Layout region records
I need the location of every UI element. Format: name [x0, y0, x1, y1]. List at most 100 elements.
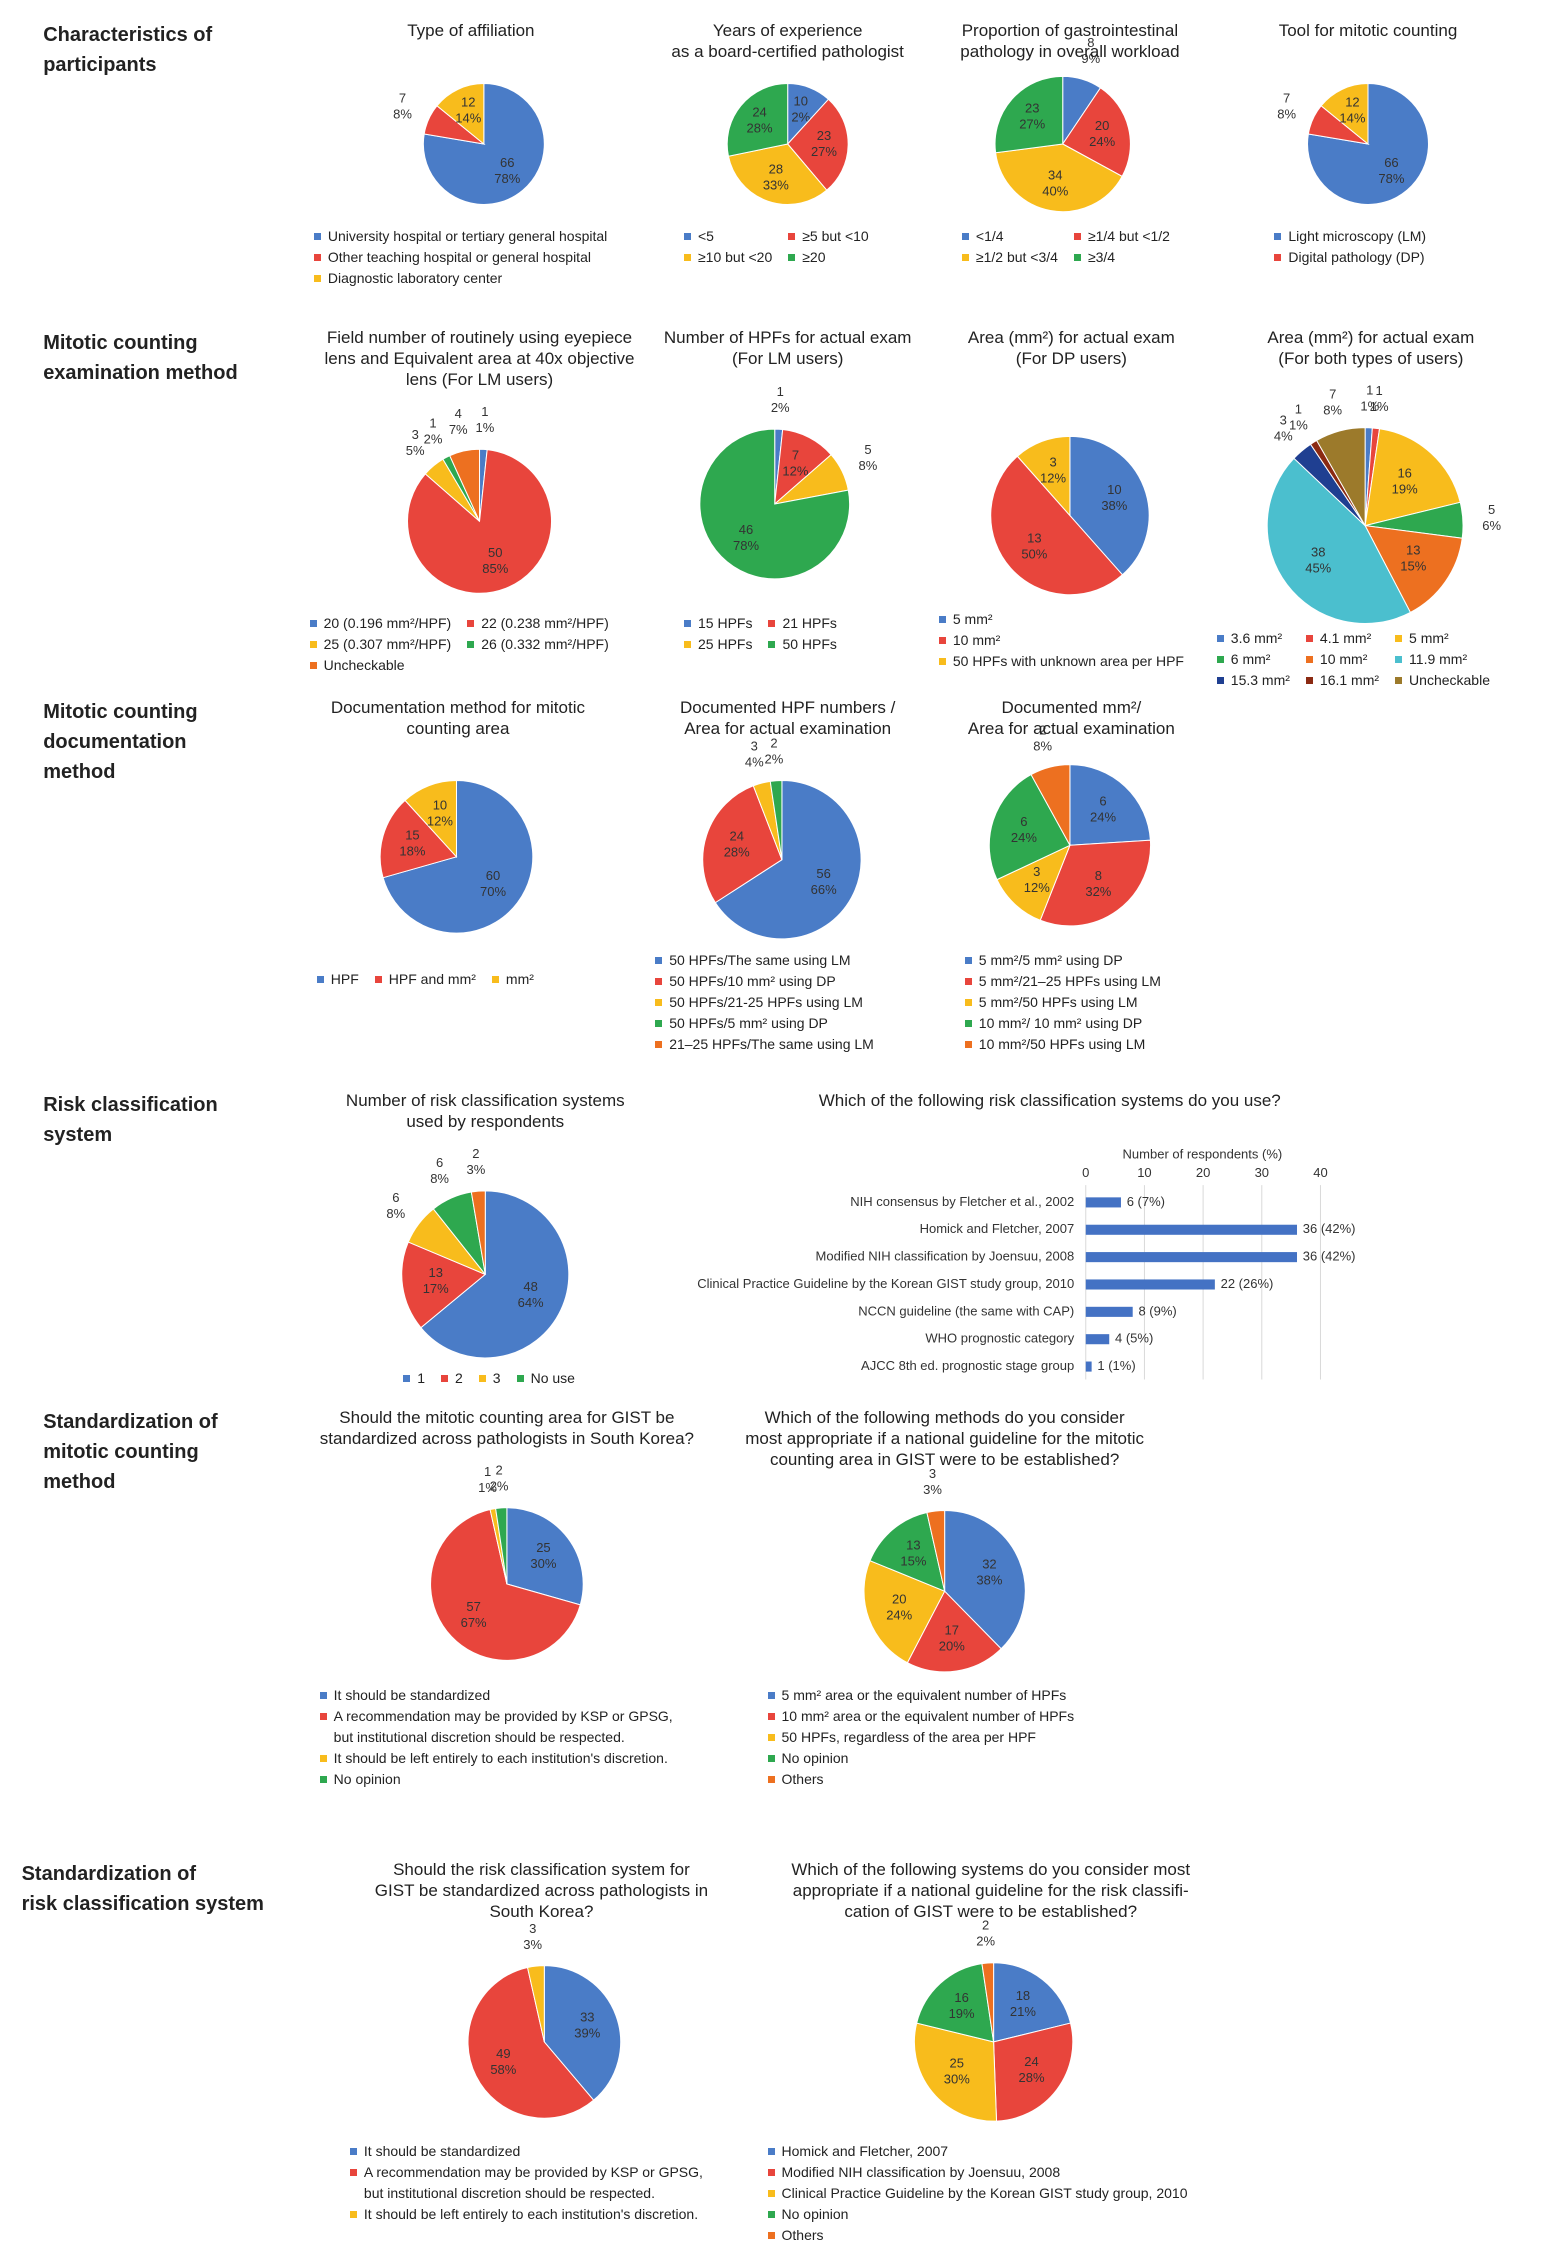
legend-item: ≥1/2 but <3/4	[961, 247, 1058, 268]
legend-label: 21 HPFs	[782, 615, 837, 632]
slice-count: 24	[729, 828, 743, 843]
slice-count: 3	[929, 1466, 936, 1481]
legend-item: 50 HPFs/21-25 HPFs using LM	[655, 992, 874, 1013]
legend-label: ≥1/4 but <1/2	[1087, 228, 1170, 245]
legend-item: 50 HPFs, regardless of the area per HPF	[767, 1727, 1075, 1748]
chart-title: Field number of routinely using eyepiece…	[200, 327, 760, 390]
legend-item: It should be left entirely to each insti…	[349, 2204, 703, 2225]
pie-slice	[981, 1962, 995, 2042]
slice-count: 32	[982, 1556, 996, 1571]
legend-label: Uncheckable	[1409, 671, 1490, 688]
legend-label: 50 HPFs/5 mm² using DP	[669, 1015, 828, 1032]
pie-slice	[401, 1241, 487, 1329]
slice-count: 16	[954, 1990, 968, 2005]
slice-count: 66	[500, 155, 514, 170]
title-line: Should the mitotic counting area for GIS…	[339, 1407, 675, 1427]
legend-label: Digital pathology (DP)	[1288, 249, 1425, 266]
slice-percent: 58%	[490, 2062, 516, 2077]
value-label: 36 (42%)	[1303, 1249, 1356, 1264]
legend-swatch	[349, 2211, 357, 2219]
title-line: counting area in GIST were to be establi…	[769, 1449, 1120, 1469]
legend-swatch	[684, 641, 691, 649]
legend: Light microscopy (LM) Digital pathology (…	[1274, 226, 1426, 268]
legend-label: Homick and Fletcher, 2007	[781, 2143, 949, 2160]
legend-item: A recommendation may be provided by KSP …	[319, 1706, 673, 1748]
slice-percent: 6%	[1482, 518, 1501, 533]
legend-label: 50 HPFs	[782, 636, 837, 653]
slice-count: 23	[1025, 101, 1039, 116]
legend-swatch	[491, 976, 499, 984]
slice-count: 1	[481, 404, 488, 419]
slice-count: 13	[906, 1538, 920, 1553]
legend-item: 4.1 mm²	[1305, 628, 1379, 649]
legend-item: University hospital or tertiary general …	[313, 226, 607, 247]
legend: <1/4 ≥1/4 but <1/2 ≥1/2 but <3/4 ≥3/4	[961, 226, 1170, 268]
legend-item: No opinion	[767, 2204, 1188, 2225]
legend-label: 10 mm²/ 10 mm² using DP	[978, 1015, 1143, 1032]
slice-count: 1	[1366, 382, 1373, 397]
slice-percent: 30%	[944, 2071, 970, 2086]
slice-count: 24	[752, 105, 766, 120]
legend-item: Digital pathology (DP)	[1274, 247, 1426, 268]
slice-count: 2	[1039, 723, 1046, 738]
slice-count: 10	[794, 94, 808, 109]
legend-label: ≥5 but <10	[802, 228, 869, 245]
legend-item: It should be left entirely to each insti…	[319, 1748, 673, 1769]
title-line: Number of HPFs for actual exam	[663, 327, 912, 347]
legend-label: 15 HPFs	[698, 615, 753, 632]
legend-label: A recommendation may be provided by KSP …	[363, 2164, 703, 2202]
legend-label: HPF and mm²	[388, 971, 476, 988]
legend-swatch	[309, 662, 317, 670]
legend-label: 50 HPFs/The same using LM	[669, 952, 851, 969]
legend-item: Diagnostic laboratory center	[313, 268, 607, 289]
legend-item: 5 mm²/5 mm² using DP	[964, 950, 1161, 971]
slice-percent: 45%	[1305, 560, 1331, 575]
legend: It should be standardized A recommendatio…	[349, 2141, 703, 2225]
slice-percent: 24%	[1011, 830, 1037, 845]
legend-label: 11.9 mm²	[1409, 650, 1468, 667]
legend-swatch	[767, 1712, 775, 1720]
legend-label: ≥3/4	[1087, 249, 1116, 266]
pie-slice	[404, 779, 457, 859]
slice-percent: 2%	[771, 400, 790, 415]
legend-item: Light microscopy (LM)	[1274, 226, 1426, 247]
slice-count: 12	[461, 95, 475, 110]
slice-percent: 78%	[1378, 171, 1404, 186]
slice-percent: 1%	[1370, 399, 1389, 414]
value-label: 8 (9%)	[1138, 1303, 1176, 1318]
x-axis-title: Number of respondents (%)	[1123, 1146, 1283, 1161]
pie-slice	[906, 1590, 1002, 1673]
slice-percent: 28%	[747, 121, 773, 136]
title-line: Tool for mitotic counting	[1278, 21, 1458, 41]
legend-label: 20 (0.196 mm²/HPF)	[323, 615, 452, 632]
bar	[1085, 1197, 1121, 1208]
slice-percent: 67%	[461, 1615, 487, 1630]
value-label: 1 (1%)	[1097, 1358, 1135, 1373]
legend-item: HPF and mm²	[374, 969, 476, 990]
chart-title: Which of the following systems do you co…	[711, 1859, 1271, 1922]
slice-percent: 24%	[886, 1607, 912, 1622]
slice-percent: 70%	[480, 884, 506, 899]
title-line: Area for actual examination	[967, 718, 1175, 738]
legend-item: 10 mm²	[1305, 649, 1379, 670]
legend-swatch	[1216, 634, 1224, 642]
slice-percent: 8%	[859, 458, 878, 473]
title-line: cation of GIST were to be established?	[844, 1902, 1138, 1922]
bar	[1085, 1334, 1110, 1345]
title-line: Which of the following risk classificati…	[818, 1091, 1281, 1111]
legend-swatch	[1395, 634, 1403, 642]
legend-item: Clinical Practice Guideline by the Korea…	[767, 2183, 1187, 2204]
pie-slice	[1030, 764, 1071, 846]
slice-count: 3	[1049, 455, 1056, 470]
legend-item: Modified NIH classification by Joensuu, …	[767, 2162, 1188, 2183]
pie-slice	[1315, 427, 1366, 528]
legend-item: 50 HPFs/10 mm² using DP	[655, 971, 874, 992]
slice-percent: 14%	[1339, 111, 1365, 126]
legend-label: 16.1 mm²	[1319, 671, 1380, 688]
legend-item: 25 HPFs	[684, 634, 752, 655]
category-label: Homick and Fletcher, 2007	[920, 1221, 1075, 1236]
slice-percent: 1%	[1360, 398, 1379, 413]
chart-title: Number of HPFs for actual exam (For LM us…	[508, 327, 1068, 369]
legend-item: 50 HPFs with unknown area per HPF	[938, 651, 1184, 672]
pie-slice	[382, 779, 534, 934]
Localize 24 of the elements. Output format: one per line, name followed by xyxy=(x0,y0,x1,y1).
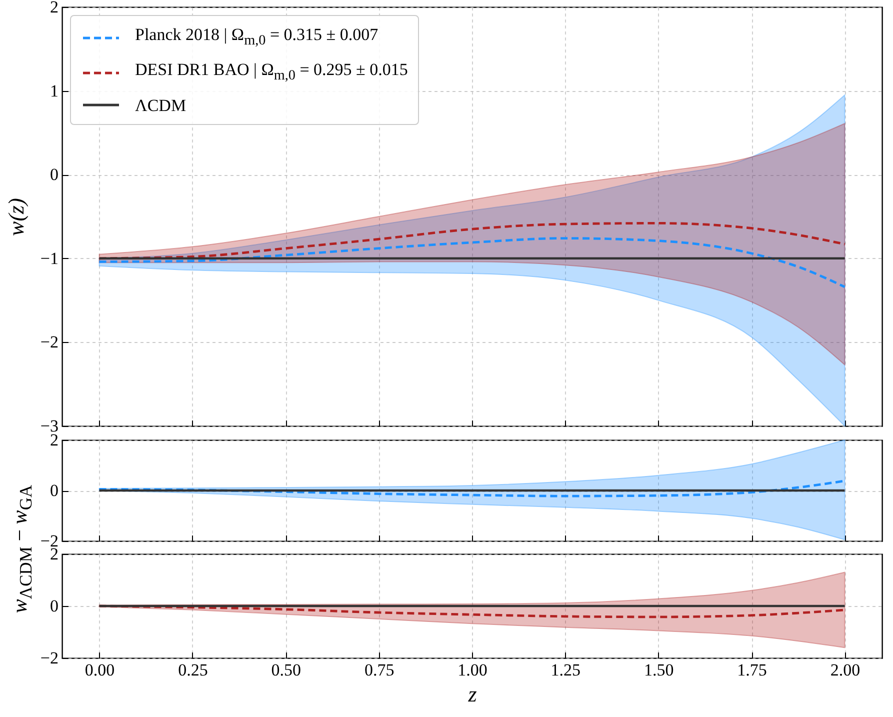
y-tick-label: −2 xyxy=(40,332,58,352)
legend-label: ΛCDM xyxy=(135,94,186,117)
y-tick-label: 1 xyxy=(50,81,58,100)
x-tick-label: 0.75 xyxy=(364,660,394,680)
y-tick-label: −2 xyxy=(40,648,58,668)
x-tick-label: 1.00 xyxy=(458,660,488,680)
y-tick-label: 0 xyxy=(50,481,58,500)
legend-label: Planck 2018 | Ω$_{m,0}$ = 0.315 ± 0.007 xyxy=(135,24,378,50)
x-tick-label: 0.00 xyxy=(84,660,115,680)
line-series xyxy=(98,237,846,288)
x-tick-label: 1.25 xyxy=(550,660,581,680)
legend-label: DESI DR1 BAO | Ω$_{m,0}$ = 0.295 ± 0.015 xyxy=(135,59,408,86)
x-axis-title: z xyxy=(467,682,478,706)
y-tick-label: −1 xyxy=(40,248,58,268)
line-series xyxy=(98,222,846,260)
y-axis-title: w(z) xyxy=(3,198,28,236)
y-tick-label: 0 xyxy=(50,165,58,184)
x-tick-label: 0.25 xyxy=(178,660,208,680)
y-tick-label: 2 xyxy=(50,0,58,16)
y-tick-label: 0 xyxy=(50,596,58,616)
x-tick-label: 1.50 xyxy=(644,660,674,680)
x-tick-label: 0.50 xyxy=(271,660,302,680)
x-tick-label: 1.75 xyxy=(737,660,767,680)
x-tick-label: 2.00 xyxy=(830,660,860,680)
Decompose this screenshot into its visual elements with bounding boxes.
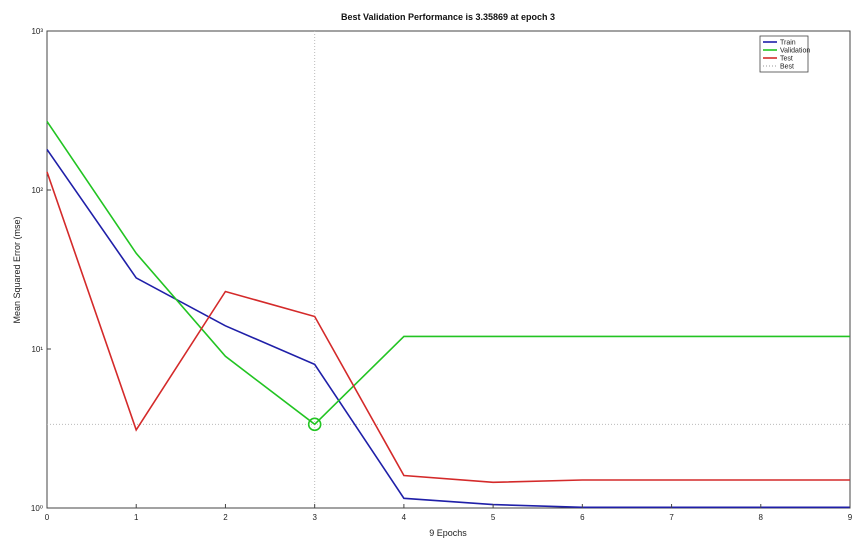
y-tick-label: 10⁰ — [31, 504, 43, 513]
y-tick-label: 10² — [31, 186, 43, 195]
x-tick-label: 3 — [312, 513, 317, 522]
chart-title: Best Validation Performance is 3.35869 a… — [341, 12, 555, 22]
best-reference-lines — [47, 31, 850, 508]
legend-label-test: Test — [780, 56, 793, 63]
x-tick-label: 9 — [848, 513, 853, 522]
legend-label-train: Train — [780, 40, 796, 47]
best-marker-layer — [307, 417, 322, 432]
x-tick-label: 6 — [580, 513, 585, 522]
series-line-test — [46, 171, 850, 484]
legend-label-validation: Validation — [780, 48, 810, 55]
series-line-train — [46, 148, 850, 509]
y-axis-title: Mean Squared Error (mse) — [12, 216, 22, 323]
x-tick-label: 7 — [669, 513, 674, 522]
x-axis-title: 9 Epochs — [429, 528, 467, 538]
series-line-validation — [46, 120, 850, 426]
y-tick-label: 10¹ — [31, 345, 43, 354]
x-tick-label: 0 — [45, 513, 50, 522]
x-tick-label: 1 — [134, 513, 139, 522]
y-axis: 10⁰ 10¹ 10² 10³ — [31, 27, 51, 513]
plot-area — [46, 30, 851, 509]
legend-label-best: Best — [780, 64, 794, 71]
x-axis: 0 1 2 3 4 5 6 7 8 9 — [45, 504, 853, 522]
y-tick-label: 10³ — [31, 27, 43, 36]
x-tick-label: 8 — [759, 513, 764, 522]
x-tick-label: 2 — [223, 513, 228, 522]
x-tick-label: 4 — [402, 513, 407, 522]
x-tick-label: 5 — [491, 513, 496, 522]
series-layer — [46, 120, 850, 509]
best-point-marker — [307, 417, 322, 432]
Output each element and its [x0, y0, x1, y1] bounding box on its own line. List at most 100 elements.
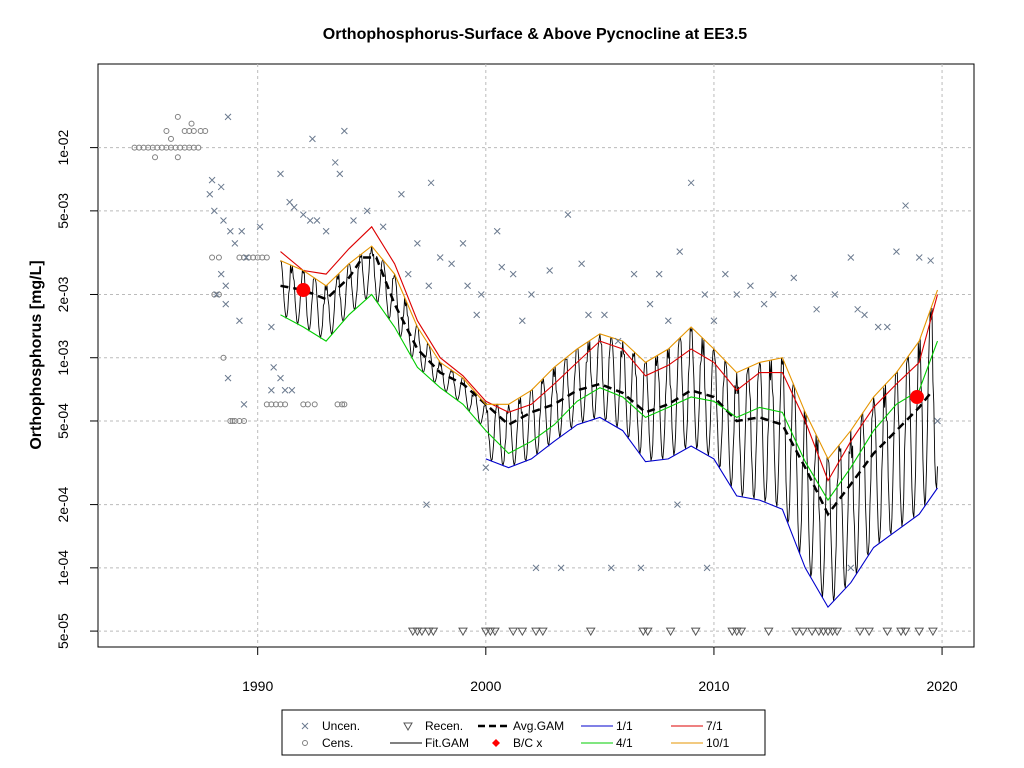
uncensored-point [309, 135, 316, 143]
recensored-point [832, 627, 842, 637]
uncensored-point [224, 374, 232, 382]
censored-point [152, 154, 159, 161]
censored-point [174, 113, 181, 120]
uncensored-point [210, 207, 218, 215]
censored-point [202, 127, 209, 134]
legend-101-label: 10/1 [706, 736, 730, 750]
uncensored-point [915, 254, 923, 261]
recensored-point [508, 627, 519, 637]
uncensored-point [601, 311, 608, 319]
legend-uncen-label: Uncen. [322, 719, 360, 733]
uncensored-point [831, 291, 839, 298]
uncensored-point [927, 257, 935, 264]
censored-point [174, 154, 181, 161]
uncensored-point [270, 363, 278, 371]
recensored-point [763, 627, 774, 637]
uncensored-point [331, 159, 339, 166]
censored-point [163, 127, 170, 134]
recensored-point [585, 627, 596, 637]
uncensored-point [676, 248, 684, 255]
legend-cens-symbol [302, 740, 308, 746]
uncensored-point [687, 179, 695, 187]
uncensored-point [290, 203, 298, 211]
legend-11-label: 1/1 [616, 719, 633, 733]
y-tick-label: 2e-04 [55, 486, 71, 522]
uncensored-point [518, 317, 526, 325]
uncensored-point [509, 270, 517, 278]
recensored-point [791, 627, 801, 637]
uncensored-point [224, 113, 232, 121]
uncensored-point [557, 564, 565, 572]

Challenge: Copy, without any changes, the stretch of the material from the line containing "y-tick-label: −2 xyxy=(40,332,58,352)" through the line containing "y-tick-label: 0 xyxy=(50,481,58,500)", including both of those lines.

Expected answer:
y-tick-label: −2 xyxy=(40,332,58,352)
legend-label: ΛCDM xyxy=(135,94,186,117)
y-tick-label: 1 xyxy=(50,81,58,100)
x-tick-label: 0.75 xyxy=(364,660,394,680)
y-tick-label: −2 xyxy=(40,648,58,668)
x-tick-label: 1.00 xyxy=(458,660,488,680)
y-tick-label: 0 xyxy=(50,481,58,500)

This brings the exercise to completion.